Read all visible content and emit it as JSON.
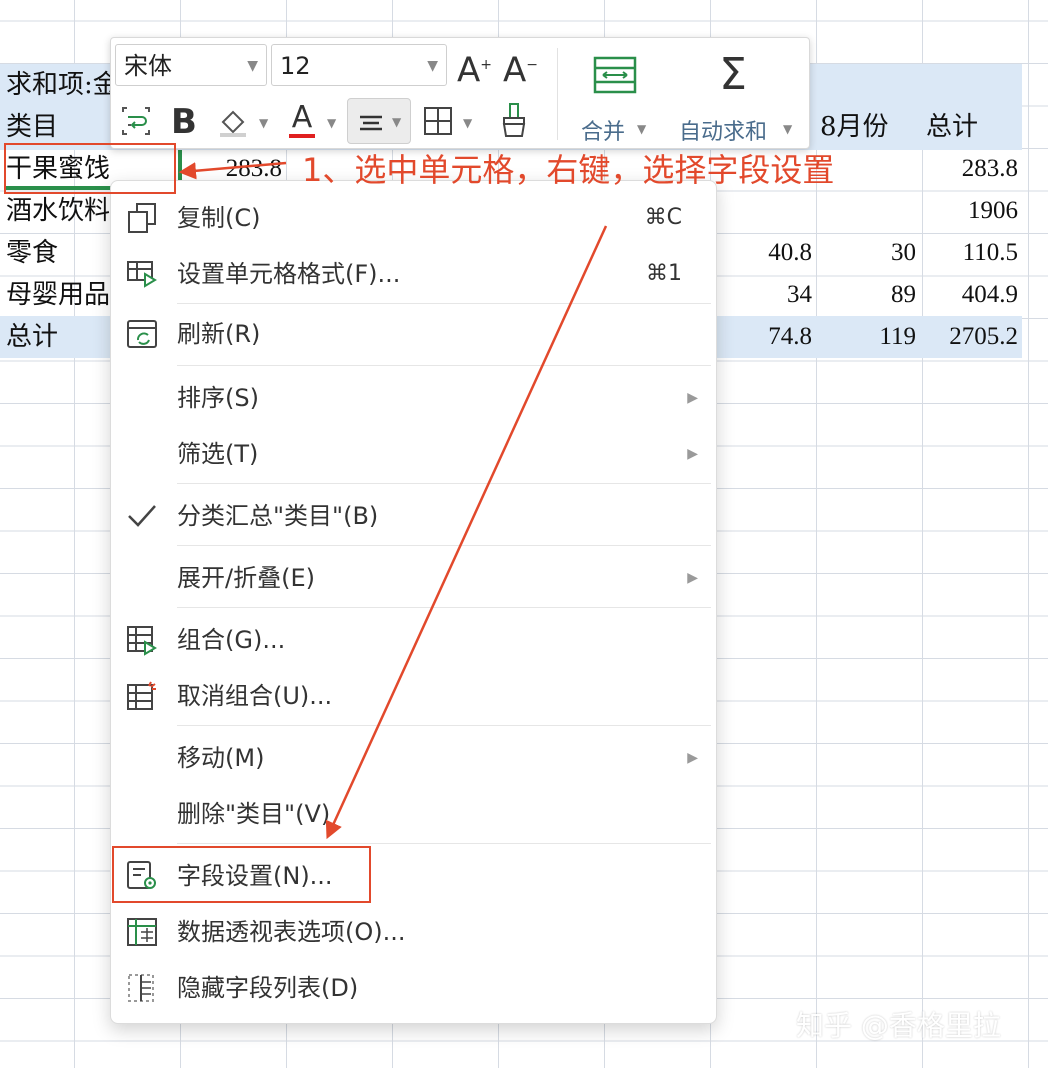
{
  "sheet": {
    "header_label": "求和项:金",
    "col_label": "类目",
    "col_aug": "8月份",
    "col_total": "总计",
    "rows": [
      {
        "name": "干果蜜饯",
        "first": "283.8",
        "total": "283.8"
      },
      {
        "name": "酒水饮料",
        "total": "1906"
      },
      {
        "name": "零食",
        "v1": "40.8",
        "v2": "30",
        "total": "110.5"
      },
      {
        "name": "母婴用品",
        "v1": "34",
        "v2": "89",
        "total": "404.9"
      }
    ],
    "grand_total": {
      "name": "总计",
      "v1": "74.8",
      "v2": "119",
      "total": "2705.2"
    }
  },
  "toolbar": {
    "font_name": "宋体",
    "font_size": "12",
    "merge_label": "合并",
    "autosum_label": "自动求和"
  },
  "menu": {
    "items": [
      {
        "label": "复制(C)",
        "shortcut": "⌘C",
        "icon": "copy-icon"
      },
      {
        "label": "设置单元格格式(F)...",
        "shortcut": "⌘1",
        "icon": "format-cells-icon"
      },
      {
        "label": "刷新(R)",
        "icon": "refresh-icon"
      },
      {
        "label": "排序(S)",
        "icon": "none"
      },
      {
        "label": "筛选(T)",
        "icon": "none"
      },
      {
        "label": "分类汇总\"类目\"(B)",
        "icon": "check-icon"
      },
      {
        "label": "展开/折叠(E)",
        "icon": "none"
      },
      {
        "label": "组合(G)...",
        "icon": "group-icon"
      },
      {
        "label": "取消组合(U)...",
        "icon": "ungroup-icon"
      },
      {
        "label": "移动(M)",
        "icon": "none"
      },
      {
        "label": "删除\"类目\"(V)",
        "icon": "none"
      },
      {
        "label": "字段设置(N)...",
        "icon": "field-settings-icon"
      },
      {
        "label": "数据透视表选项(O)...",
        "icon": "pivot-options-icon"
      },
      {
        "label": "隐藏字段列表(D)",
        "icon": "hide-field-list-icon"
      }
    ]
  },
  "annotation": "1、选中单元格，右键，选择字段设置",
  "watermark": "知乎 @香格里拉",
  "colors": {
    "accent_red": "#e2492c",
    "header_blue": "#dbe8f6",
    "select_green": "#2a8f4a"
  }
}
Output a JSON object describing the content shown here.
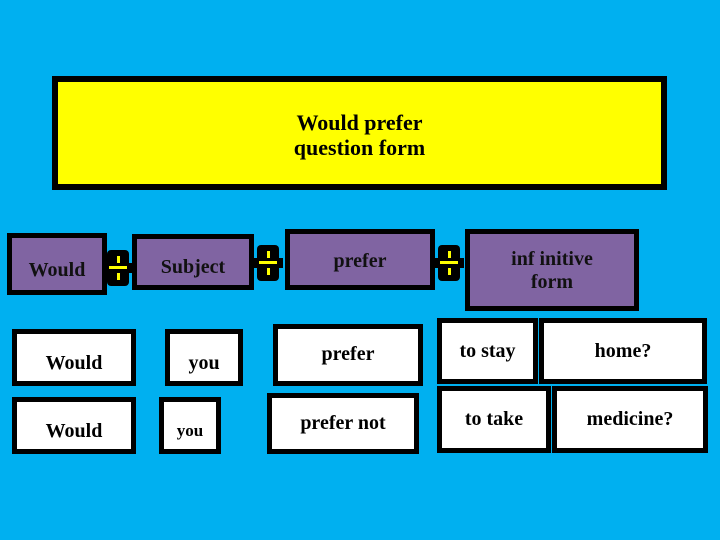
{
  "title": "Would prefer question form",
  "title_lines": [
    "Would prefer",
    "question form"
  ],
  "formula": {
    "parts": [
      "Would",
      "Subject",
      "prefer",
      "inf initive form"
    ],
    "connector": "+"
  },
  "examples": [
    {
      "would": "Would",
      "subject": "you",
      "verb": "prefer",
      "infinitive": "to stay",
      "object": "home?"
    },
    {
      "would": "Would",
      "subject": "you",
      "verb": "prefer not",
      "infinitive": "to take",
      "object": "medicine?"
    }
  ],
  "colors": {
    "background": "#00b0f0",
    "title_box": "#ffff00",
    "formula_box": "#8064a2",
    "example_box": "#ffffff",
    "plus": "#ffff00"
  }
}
|---|
PROBLEM STATEMENT: Your task is to retype the lines running from the one that contains "Output a JSON" through the end of the records, and nothing else. Pictures are not part of the copy.

FULL OUTPUT:
Output a JSON object describing the content shown here.
{
  "title": "Would prefer question form",
  "title_lines": [
    "Would prefer",
    "question form"
  ],
  "formula": {
    "parts": [
      "Would",
      "Subject",
      "prefer",
      "inf initive form"
    ],
    "connector": "+"
  },
  "examples": [
    {
      "would": "Would",
      "subject": "you",
      "verb": "prefer",
      "infinitive": "to stay",
      "object": "home?"
    },
    {
      "would": "Would",
      "subject": "you",
      "verb": "prefer not",
      "infinitive": "to take",
      "object": "medicine?"
    }
  ],
  "colors": {
    "background": "#00b0f0",
    "title_box": "#ffff00",
    "formula_box": "#8064a2",
    "example_box": "#ffffff",
    "plus": "#ffff00"
  }
}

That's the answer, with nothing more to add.